Work to be completed: Please retype the records below exactly, leaving out any pictures.

Task inputs:
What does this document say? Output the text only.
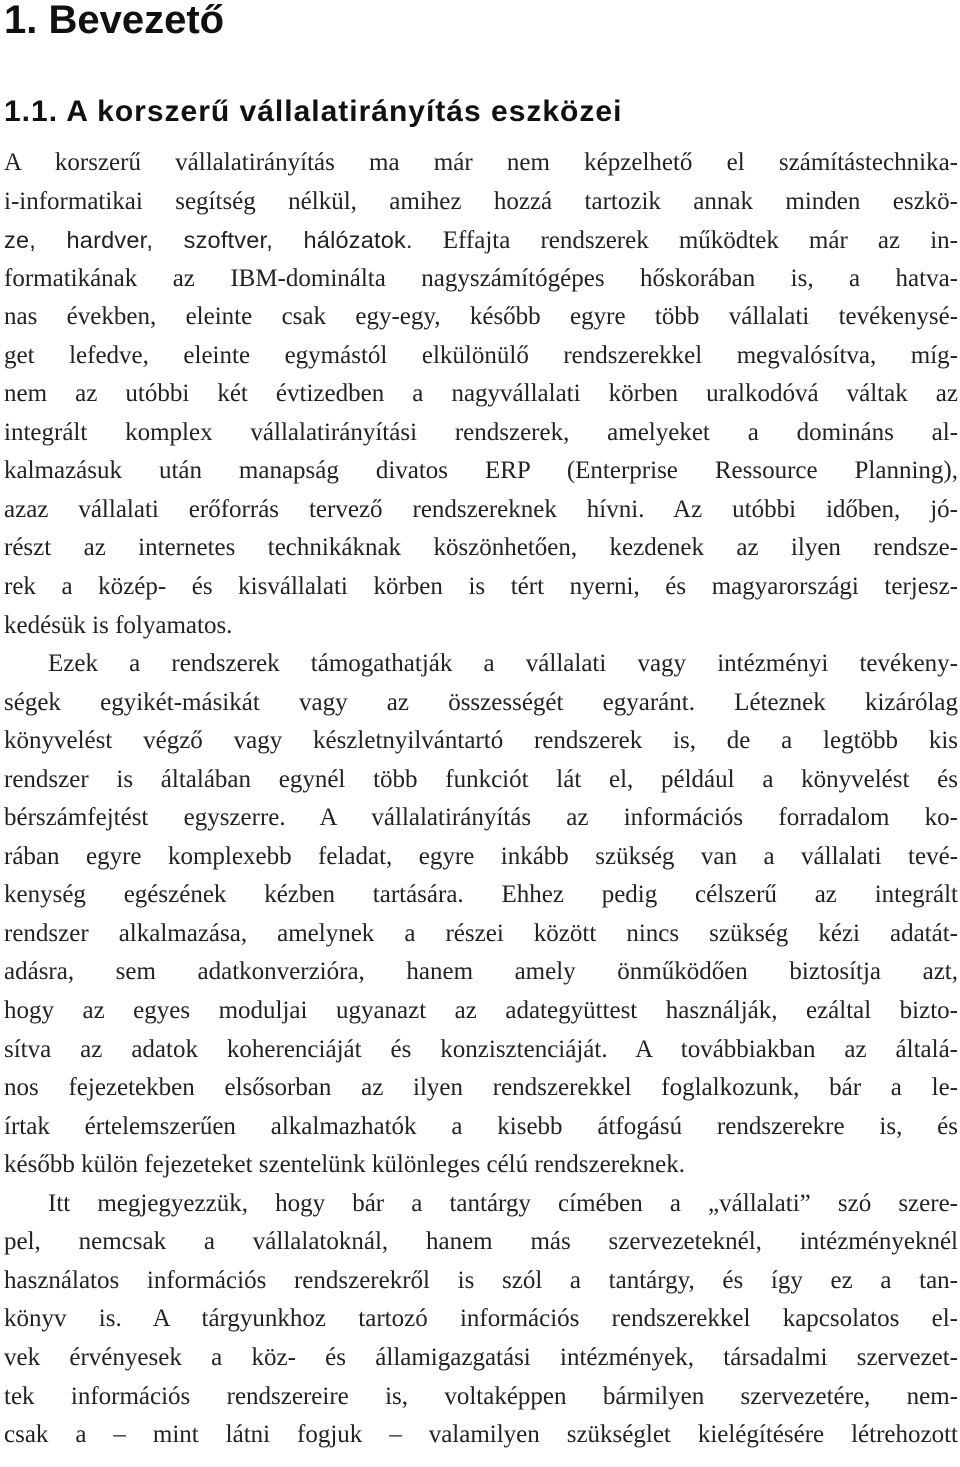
1. Bevezető
1.1. A korszerű vállalatirányítás eszközei
A korszerű vállalatirányítás ma már nem képzelhető el számítástechnika-
i-informatikai segítség nélkül, amihez hozzá tartozik annak minden eszkö-
ze, hardver, szoftver, hálózatok. Effajta rendszerek működtek már az in-
formatikának az IBM-dominálta nagyszámítógépes hőskorában is, a hatva-
nas években, eleinte csak egy-egy, később egyre több vállalati tevékenysé-
get lefedve, eleinte egymástól elkülönülő rendszerekkel megvalósítva, míg-
nem az utóbbi két évtizedben a nagyvállalati körben uralkodóvá váltak az
integrált komplex vállalatirányítási rendszerek, amelyeket a domináns al-
kalmazásuk után manapság divatos ERP (Enterprise Ressource Planning),
azaz vállalati erőforrás tervező rendszereknek hívni. Az utóbbi időben, jó-
részt az internetes technikáknak köszönhetően, kezdenek az ilyen rendsze-
rek a közép- és kisvállalati körben is tért nyerni, és magyarországi terjesz-
kedésük is folyamatos.
Ezek a rendszerek támogathatják a vállalati vagy intézményi tevékeny-
ségek egyikét-másikát vagy az összességét egyaránt. Léteznek kizárólag
könyvelést végző vagy készletnyilvántartó rendszerek is, de a legtöbb kis
rendszer is általában egynél több funkciót lát el, például a könyvelést és
bérszámfejtést egyszerre. A vállalatirányítás az információs forradalom ko-
rában egyre komplexebb feladat, egyre inkább szükség van a vállalati tevé-
kenység egészének kézben tartására. Ehhez pedig célszerű az integrált
rendszer alkalmazása, amelynek a részei között nincs szükség kézi adatát-
adásra, sem adatkonverzióra, hanem amely önműködően biztosítja azt,
hogy az egyes moduljai ugyanazt az adategyüttest használják, ezáltal bizto-
sítva az adatok koherenciáját és konzisztenciáját. A továbbiakban az általá-
nos fejezetekben elsősorban az ilyen rendszerekkel foglalkozunk, bár a le-
írtak értelemszerűen alkalmazhatók a kisebb átfogású rendszerekre is, és
később külön fejezeteket szentelünk különleges célú rendszereknek.
Itt megjegyezzük, hogy bár a tantárgy címében a „vállalati” szó szere-
pel, nemcsak a vállalatoknál, hanem más szervezeteknél, intézményeknél
használatos információs rendszerekről is szól a tantárgy, és így ez a tan-
könyv is. A tárgyunkhoz tartozó információs rendszerekkel kapcsolatos el-
vek érvényesek a köz- és államigazgatási intézmények, társadalmi szervezet-
tek információs rendszereire is, voltaképpen bármilyen szervezetére, nem-
csak a – mint látni fogjuk – valamilyen szükséglet kielégítésére létrehozott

Full answer:
What does this document say? Output the text only.
1. Bevezető
1.1. A korszerű vállalatirányítás eszközei
A korszerű vállalatirányítás ma már nem képzelhető el számítástechnika-
i-informatikai segítség nélkül, amihez hozzá tartozik annak minden eszkö-
ze, hardver, szoftver, hálózatok. Effajta rendszerek működtek már az in-
formatikának az IBM-dominálta nagyszámítógépes hőskorában is, a hatva-
nas években, eleinte csak egy-egy, később egyre több vállalati tevékenysé-
get lefedve, eleinte egymástól elkülönülő rendszerekkel megvalósítva, míg-
nem az utóbbi két évtizedben a nagyvállalati körben uralkodóvá váltak az
integrált komplex vállalatirányítási rendszerek, amelyeket a domináns al-
kalmazásuk után manapság divatos ERP (Enterprise Ressource Planning),
azaz vállalati erőforrás tervező rendszereknek hívni. Az utóbbi időben, jó-
részt az internetes technikáknak köszönhetően, kezdenek az ilyen rendsze-
rek a közép- és kisvállalati körben is tért nyerni, és magyarországi terjesz-
kedésük is folyamatos.
Ezek a rendszerek támogathatják a vállalati vagy intézményi tevékeny-
ségek egyikét-másikát vagy az összességét egyaránt. Léteznek kizárólag
könyvelést végző vagy készletnyilvántartó rendszerek is, de a legtöbb kis
rendszer is általában egynél több funkciót lát el, például a könyvelést és
bérszámfejtést egyszerre. A vállalatirányítás az információs forradalom ko-
rában egyre komplexebb feladat, egyre inkább szükség van a vállalati tevé-
kenység egészének kézben tartására. Ehhez pedig célszerű az integrált
rendszer alkalmazása, amelynek a részei között nincs szükség kézi adatát-
adásra, sem adatkonverzióra, hanem amely önműködően biztosítja azt,
hogy az egyes moduljai ugyanazt az adategyüttest használják, ezáltal bizto-
sítva az adatok koherenciáját és konzisztenciáját. A továbbiakban az általá-
nos fejezetekben elsősorban az ilyen rendszerekkel foglalkozunk, bár a le-
írtak értelemszerűen alkalmazhatók a kisebb átfogású rendszerekre is, és
később külön fejezeteket szentelünk különleges célú rendszereknek.
Itt megjegyezzük, hogy bár a tantárgy címében a „vállalati” szó szere-
pel, nemcsak a vállalatoknál, hanem más szervezeteknél, intézményeknél
használatos információs rendszerekről is szól a tantárgy, és így ez a tan-
könyv is. A tárgyunkhoz tartozó információs rendszerekkel kapcsolatos el-
vek érvényesek a köz- és államigazgatási intézmények, társadalmi szervezet-
tek információs rendszereire is, voltaképpen bármilyen szervezetére, nem-
csak a – mint látni fogjuk – valamilyen szükséglet kielégítésére létrehozott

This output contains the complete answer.